Aim: Pull each line holding the word "Manage" from the data.
=-=-=-=-=
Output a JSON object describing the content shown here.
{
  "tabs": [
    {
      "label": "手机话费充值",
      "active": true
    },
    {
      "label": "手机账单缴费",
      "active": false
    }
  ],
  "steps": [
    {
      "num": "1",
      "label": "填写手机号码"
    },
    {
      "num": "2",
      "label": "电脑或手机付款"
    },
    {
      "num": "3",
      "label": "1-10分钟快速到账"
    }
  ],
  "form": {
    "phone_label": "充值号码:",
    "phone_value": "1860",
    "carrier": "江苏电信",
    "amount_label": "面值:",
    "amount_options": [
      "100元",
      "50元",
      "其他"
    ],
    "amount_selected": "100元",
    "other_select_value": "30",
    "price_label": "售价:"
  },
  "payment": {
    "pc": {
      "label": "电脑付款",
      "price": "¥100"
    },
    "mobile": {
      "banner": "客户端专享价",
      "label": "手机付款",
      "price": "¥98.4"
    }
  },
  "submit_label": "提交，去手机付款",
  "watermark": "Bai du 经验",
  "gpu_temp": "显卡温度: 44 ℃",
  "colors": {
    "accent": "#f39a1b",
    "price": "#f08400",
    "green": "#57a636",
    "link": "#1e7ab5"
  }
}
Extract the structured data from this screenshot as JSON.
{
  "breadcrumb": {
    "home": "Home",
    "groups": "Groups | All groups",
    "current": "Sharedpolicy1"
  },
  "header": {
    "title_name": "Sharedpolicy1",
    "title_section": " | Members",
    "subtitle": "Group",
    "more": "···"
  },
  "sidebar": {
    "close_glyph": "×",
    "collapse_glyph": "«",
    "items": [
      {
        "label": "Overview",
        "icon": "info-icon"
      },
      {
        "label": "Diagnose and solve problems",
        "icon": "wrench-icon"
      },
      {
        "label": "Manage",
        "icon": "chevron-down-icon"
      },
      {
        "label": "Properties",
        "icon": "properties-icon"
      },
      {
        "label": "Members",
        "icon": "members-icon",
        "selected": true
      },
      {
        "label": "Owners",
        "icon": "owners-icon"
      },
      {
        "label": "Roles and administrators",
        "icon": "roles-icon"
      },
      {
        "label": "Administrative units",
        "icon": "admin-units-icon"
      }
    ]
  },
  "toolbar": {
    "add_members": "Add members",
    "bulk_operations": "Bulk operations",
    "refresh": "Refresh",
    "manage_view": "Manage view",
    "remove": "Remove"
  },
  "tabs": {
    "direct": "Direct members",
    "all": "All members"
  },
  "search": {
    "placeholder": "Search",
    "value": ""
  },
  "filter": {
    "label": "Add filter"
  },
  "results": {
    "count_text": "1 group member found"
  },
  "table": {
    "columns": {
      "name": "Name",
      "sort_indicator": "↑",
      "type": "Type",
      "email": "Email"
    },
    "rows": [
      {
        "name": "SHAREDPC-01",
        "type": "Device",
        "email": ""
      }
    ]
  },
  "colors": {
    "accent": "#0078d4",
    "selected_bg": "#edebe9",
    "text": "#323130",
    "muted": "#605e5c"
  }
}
=-=-=-=-=
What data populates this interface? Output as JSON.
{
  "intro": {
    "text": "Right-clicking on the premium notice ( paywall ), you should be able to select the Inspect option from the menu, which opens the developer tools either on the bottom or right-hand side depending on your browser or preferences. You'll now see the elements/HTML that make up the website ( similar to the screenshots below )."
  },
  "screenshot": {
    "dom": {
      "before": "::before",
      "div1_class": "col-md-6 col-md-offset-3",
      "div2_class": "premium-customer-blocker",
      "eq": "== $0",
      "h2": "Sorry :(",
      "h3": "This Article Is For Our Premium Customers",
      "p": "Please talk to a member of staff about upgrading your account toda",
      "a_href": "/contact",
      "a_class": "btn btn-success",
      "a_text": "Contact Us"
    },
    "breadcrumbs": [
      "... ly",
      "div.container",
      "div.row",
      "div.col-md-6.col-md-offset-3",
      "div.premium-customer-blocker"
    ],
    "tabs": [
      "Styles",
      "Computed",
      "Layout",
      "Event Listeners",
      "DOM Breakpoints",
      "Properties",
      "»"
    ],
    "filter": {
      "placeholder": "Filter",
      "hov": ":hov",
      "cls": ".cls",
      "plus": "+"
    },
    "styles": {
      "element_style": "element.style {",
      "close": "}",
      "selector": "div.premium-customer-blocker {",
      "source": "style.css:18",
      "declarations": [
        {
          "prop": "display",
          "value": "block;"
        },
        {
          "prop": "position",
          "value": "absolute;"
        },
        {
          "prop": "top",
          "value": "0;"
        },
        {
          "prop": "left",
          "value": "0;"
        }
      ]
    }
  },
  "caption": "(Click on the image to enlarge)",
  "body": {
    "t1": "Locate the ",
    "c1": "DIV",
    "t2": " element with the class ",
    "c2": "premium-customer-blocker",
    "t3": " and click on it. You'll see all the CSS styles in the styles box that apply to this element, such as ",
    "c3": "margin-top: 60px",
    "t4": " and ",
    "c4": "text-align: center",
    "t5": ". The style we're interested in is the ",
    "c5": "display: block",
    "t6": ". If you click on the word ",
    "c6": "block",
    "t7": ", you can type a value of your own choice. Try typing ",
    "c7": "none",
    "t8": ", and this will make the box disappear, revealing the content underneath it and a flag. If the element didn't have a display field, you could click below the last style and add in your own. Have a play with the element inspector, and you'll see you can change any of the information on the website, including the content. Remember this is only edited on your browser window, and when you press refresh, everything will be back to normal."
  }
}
=-=-=-=-=
Complete answer:
        "label": "Manage",
    "manage_view": "Manage view",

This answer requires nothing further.